Goals ->
- A) Please translate this sentence from the engineer profile into Spanish: "Hacking something together until it runs is the easy part."
- B) Extend the engineer profile with a few sentences that pick up after its last sentence.

Document excerpt ->
The engineer behind the project

Software, engineered. Not just written.

Millwright-Inspector grew out of one engineer's conviction that building software well is an act of engineering, not just typing code. This page is about the person who shaped that idea, and the path that led to it.

Portrait of Emin Akkoç

WHO I AM

Emin Akkoç

I'm a software engineer based in Ankara, Türkiye. I hold a Master's degree in Software Engineering from the Middle East Technical University (METU) and a Bachelor's degree in Computer Engineering from Başkent University. My graduate work focused on the engineering side of software: how systems are designed, structured, and reasoned about, rather than on code alone.

Across more than a decade of practice I have worked at every end of a software product: backend services, frontend interfaces, system and architecture design, and the project management that ties delivery together. I have built and shipped production-ready applications, and that breadth taught me how a piece of software truly behaves once real people depend on it.

HOW I SEE IT

Engineering, not just coding

Hacking something together until it runs is the easy part. The work that lasts is engineering: understanding how a system fits together, why each decision was made, and how it will hold up as it grows and as people come to depend on it. Code is only the visible surface; the real craft lives in the structure, the reasoning, and the discipline beneath it. Millwright-Inspector exists to keep that discipline at the centre of how software gets built, even, and especially, when an AI is doing the typing.

Source excerpt ->

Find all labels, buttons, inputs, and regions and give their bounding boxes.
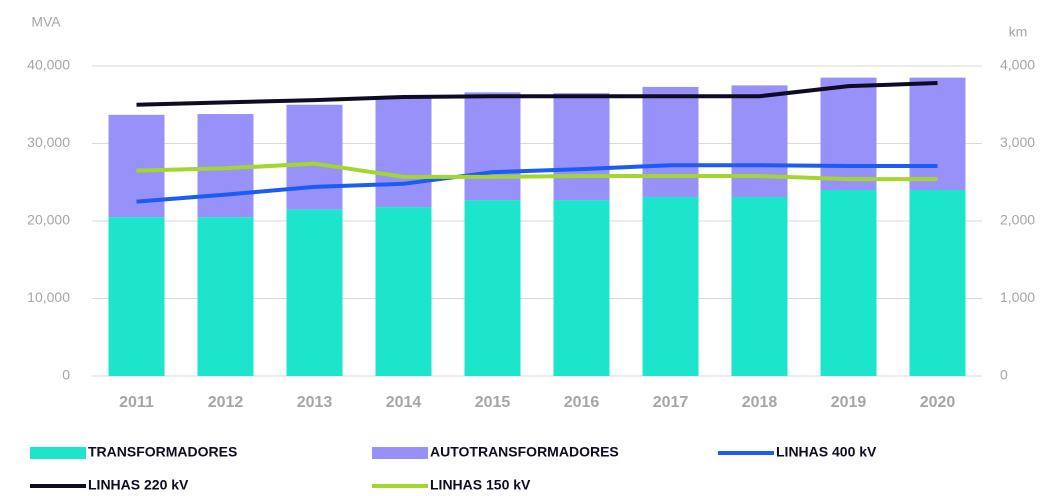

Responses to the exercise ->
- A) Improvisar algo a la carrera hasta que funcione es la parte fácil.

- B)
ADAPTANCE

Built to keep adapting

Every leap in human history has been a story of adaptation. We learned to farm, to build, to industrialise, to compute, and at each turn the people and crafts that endured were the ones that adapted rather than resisted. Software engineering is living through another of those turns right now, as AI reshapes how products get built.

Adapting does not mean abandoning what we know. It means carrying our engineering judgement forward into the new way of working, keeping the rigour, the review, and the accountability while the tools change underneath us. Millwright-Inspector is one attempt to do exactly that: to adapt to AI-assisted development without surrendering the discipline that makes software trustworthy.